Task data
[start]

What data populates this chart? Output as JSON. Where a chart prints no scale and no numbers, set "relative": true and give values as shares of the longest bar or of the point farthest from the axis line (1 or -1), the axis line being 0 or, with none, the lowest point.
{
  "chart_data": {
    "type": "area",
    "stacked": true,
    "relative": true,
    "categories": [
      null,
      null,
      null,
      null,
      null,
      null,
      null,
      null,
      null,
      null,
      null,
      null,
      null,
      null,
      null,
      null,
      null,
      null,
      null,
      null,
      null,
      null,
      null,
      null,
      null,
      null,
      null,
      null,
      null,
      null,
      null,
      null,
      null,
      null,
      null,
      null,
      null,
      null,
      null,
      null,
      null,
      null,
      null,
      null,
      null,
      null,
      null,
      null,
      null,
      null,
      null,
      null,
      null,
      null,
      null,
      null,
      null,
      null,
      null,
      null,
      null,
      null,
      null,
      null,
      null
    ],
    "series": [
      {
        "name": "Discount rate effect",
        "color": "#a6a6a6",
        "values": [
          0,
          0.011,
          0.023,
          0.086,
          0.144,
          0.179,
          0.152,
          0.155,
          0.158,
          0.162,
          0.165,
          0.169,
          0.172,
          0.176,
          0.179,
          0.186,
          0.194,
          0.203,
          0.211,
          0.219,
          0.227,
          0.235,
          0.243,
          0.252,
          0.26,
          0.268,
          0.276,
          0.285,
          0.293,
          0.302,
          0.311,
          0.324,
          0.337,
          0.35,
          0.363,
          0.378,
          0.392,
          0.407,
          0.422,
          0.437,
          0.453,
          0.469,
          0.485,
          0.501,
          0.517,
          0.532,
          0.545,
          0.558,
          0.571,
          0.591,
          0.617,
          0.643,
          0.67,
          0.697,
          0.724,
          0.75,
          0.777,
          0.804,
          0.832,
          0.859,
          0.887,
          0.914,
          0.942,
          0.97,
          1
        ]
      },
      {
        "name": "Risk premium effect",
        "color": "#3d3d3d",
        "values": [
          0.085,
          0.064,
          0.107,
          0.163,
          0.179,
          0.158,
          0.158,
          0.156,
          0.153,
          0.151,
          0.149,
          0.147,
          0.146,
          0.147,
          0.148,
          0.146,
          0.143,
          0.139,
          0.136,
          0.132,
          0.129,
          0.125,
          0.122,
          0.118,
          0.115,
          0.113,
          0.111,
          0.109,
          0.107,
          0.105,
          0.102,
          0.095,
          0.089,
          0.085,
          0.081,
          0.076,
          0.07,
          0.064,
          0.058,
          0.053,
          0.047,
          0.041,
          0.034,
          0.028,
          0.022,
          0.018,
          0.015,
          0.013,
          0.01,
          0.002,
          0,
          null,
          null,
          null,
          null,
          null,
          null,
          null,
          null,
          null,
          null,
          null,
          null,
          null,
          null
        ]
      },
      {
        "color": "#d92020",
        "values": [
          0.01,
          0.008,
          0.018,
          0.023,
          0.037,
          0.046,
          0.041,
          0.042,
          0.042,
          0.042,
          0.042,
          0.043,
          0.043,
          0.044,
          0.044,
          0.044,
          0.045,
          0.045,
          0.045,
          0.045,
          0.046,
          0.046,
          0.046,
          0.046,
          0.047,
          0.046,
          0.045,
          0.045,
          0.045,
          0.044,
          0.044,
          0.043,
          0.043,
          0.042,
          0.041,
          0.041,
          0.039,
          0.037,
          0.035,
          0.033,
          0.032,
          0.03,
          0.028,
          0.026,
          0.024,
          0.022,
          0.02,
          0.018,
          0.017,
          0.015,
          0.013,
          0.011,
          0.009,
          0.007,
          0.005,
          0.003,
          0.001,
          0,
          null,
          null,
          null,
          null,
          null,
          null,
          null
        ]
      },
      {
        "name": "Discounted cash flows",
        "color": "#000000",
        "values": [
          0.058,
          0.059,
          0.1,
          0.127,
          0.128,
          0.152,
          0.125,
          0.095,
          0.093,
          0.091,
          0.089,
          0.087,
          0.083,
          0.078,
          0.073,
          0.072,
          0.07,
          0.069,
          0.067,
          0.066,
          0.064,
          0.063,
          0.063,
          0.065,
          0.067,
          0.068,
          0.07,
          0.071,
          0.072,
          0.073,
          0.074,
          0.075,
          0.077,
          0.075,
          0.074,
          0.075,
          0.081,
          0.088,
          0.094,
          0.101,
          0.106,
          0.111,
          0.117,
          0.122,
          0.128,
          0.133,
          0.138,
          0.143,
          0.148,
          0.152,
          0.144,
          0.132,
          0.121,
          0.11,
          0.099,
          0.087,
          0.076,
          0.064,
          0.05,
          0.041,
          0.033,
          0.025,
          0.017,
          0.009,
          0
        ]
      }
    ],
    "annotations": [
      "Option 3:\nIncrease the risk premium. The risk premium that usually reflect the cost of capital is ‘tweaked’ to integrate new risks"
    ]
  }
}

[end]

What is asked
From the data, list each line in which the string "color" appears.

Reply
        "color": "#a6a6a6",
        "color": "#3d3d3d",
        "color": "#d92020",
        "color": "#000000",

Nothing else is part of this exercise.